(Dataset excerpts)
* BEGIN *

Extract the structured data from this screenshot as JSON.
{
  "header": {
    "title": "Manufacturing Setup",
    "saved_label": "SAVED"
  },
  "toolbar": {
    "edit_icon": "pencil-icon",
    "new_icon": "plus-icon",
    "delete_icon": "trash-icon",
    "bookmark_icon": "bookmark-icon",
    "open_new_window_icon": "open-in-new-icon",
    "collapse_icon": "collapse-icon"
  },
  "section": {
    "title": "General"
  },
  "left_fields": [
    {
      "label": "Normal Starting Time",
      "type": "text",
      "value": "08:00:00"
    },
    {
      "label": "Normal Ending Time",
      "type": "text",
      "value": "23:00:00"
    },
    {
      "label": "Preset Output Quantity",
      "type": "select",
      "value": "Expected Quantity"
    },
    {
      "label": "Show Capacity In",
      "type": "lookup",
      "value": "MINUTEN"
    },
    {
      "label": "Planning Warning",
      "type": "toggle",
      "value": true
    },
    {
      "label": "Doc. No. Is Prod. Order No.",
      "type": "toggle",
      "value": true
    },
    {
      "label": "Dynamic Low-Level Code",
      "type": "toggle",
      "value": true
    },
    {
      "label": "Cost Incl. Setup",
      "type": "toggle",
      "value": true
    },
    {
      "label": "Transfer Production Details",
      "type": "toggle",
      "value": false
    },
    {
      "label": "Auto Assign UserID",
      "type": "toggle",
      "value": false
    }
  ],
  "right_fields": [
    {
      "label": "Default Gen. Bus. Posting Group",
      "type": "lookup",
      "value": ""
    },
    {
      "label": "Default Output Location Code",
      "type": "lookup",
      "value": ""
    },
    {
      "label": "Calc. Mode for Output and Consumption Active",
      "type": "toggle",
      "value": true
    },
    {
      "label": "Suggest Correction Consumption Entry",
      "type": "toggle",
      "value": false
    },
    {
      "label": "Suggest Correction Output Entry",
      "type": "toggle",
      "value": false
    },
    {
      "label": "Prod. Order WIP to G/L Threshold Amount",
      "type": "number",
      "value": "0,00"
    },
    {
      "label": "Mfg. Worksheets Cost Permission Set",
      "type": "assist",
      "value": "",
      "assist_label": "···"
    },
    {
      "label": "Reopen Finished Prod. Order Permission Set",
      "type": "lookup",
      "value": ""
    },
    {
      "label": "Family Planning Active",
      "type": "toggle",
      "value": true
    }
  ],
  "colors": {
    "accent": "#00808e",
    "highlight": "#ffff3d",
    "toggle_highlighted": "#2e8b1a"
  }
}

* END *

## [WHAT YOU SHOULD DO]
Quote all the records. Keep every word exact.

## [EXERCISE SOLUTION]
Extract the structured data from this screenshot as JSON.
{
  "header": {
    "title": "Manufacturing Setup",
    "saved_label": "SAVED"
  },
  "toolbar": {
    "edit_icon": "pencil-icon",
    "new_icon": "plus-icon",
    "delete_icon": "trash-icon",
    "bookmark_icon": "bookmark-icon",
    "open_new_window_icon": "open-in-new-icon",
    "collapse_icon": "collapse-icon"
  },
  "section": {
    "title": "General"
  },
  "left_fields": [
    {
      "label": "Normal Starting Time",
      "type": "text",
      "value": "08:00:00"
    },
    {
      "label": "Normal Ending Time",
      "type": "text",
      "value": "23:00:00"
    },
    {
      "label": "Preset Output Quantity",
      "type": "select",
      "value": "Expected Quantity"
    },
    {
      "label": "Show Capacity In",
      "type": "lookup",
      "value": "MINUTEN"
    },
    {
      "label": "Planning Warning",
      "type": "toggle",
      "value": true
    },
    {
      "label": "Doc. No. Is Prod. Order No.",
      "type": "toggle",
      "value": true
    },
    {
      "label": "Dynamic Low-Level Code",
      "type": "toggle",
      "value": true
    },
    {
      "label": "Cost Incl. Setup",
      "type": "toggle",
      "value": true
    },
    {
      "label": "Transfer Production Details",
      "type": "toggle",
      "value": false
    },
    {
      "label": "Auto Assign UserID",
      "type": "toggle",
      "value": false
    }
  ],
  "right_fields": [
    {
      "label": "Default Gen. Bus. Posting Group",
      "type": "lookup",
      "value": ""
    },
    {
      "label": "Default Output Location Code",
      "type": "lookup",
      "value": ""
    },
    {
      "label": "Calc. Mode for Output and Consumption Active",
      "type": "toggle",
      "value": true
    },
    {
      "label": "Suggest Correction Consumption Entry",
      "type": "toggle",
      "value": false
    },
    {
      "label": "Suggest Correction Output Entry",
      "type": "toggle",
      "value": false
    },
    {
      "label": "Prod. Order WIP to G/L Threshold Amount",
      "type": "number",
      "value": "0,00"
    },
    {
      "label": "Mfg. Worksheets Cost Permission Set",
      "type": "assist",
      "value": "",
      "assist_label": "···"
    },
    {
      "label": "Reopen Finished Prod. Order Permission Set",
      "type": "lookup",
      "value": ""
    },
    {
      "label": "Family Planning Active",
      "type": "toggle",
      "value": true
    }
  ],
  "colors": {
    "accent": "#00808e",
    "highlight": "#ffff3d",
    "toggle_highlighted": "#2e8b1a"
  }
}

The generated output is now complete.